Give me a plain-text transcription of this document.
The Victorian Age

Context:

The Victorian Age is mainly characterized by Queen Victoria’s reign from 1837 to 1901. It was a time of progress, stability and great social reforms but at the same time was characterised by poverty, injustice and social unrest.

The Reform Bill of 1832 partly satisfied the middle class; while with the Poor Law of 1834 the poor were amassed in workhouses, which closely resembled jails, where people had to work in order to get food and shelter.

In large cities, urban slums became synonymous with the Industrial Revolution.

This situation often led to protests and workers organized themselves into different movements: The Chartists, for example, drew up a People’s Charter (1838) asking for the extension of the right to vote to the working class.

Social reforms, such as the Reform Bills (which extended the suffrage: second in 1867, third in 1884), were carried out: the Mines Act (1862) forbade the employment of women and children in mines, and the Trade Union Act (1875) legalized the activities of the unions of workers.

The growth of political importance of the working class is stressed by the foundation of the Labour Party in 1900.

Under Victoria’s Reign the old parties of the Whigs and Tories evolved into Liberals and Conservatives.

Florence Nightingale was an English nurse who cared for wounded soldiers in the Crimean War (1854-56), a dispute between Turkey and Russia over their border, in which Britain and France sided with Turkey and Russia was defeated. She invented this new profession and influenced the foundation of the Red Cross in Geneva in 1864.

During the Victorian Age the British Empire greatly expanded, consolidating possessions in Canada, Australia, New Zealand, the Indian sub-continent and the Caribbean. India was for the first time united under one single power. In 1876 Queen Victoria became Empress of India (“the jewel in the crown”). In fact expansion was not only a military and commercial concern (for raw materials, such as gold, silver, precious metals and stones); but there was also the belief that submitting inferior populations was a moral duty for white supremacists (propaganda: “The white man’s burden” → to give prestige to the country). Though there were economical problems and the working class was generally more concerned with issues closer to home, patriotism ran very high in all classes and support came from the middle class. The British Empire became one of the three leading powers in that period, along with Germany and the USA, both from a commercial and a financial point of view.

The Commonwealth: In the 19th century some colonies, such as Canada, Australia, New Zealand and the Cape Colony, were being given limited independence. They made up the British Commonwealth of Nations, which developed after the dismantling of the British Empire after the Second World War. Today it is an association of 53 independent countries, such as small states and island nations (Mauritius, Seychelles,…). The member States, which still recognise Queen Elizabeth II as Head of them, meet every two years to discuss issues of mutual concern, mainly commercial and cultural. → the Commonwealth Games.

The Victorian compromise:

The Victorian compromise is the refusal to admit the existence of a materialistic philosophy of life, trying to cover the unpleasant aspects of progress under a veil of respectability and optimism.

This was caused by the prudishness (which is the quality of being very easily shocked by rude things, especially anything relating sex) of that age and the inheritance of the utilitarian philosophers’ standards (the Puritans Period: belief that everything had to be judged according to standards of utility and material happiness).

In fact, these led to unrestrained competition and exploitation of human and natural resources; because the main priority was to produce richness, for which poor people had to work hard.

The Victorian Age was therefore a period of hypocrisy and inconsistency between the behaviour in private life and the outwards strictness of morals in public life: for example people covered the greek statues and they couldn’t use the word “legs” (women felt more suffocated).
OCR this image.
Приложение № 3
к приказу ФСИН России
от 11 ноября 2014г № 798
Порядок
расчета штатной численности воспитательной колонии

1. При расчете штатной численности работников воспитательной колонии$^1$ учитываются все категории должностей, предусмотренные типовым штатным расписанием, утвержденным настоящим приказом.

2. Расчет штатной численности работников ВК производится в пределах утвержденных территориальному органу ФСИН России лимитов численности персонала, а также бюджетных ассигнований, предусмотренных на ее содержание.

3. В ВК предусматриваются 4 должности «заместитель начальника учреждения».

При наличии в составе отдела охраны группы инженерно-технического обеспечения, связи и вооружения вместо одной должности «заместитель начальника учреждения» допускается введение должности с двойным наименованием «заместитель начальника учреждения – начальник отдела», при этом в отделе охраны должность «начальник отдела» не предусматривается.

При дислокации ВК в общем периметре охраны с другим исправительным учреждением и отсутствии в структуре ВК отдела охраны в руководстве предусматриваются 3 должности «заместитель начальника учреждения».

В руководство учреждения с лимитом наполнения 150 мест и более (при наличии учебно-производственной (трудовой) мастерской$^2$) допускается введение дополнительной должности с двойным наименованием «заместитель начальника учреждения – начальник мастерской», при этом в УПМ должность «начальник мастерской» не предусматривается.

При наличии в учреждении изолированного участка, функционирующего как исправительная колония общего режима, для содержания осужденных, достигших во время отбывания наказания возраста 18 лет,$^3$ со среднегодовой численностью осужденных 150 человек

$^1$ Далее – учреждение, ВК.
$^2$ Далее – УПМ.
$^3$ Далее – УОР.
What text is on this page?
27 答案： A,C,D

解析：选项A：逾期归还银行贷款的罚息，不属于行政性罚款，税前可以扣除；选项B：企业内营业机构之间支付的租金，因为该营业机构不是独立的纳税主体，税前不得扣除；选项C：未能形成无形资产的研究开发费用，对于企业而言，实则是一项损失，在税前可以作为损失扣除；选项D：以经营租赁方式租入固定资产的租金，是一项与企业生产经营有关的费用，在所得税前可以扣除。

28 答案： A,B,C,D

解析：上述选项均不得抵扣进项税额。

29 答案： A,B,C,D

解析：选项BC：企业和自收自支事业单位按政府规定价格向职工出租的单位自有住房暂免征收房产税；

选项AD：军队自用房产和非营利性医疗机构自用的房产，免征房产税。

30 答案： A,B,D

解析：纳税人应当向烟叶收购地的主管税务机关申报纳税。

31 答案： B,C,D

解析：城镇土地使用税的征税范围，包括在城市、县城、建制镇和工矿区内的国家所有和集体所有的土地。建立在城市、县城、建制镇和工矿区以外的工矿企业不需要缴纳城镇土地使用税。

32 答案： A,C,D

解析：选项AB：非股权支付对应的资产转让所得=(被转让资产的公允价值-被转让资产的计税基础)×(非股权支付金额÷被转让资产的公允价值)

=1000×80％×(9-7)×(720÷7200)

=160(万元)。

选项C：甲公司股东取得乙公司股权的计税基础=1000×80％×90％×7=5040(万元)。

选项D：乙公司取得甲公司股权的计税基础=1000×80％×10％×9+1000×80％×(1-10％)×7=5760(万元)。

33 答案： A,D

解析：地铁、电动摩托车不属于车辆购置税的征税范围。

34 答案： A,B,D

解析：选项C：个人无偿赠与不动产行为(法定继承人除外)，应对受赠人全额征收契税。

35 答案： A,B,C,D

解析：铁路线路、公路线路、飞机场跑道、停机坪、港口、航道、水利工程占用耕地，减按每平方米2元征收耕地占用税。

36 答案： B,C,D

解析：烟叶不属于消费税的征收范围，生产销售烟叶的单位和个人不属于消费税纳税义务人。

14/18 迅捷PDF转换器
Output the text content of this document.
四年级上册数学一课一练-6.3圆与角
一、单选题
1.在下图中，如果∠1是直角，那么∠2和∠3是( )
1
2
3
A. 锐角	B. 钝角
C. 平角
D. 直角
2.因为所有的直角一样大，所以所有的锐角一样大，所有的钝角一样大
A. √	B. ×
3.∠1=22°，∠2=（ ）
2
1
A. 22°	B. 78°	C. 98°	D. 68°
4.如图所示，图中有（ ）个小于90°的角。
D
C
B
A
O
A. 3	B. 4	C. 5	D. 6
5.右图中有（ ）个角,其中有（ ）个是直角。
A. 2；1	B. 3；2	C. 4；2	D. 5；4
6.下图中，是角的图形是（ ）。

▶ _Directive_: Scan the records above and report how many lines include the word "ФСИН", without any other text.

▶ _Full answer_: 2